• What you will do:
• A. Please quote the Kiev forum thread word for word, everything from "[quote]On Apr 16, 2014, Chessmann" down to "understand their frustration.".
• B. In the Kiev forum thread, what was the large metal arch in Kiev built to symbolize?
• C. According to the Kiev forum thread, why did the group look under the hood of the car while the policeman held their passports?

• Supplied passage:
━━━━━━━━━━━━━━━━
I remember once being in a taxi in Kiev, and the driver was speaking Russian. I asked him if he was Russian, and his response was an instant and definite "Nyet!" :) There is also a very large metal arch in Kiev (think of a single McDonalds arch, but huge) that was built in Soviet times to symbolize unity between Ukraine and Russia. I good Ukrainian friend commented, but humorously, "A lot of people here would like to cut a gap in it." The more I type, the more I think it is rather like Republicans and Democrats! :)
Message: Posted by: Destiny (Apr 16, 2014 05:53PM)
[quote]On Apr 16, 2014, Chessmann wrote:

I remember once being in a taxi in Kiev, and the driver was speaking Russian. I asked him if he was Russian, and his response was an instant and definite "Nyet!" :) [/quote]


:)

We've never had the sort of corruption in Australia where ordinary citizens are accosted every day by public officials for bribes etc and the idea of it terrifies me - I can't even haggle with a stall holder - I'd be hopeless in that environment - so I understand their frustration.
Message: Posted by: Chessmann (Apr 16, 2014 06:07PM)
I failed above to mention the economy as a nagging (understatement) problem.

I remember a few years ago driving across the country to Kiev a small group of Ukrainians and I were stopped by the police. It was kind of out in the middle of nowhere. The policeman took our passports and just waited. We made busy by looking under the hood of the car (we'd been having a little car trouble, so the car's owner used the time to snoop around, and we stood around the car and chatted so that we looked unconcerned about the passports). Eventually the policeman gave them back and we went on our way. He had just been waiting for a bribe. Fortunately, he didn't press the matter when none was forthcoming.
━━━━━━━━━━━━━━━━
• Information supplied:
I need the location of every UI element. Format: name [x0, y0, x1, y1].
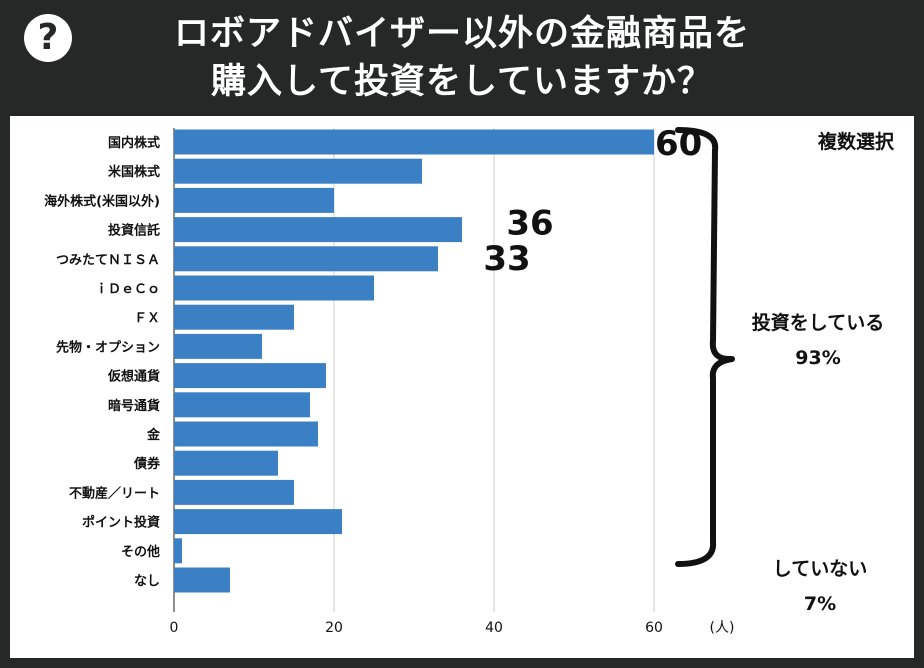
━━━━━━━━━━━━━━━━
• Responses:
• A.
[quote]On Apr 16, 2014, Chessmann wrote:

I remember once being in a taxi in Kiev, and the driver was speaking Russian. I asked him if he was Russian, and his response was an instant and definite "Nyet!" :) [/quote]


:)

We've never had the sort of corruption in Australia where ordinary citizens are accosted every day by public officials for bribes etc and the idea of it terrifies me - I can't even haggle with a stall holder - I'd be hopeless in that environment - so I understand their frustration.

• B. Unity between Ukraine and Russia.

• C. The car had been having a little trouble, so its owner used the time to snoop around. The others stood around the car chatting so they would look unconcerned about the passports.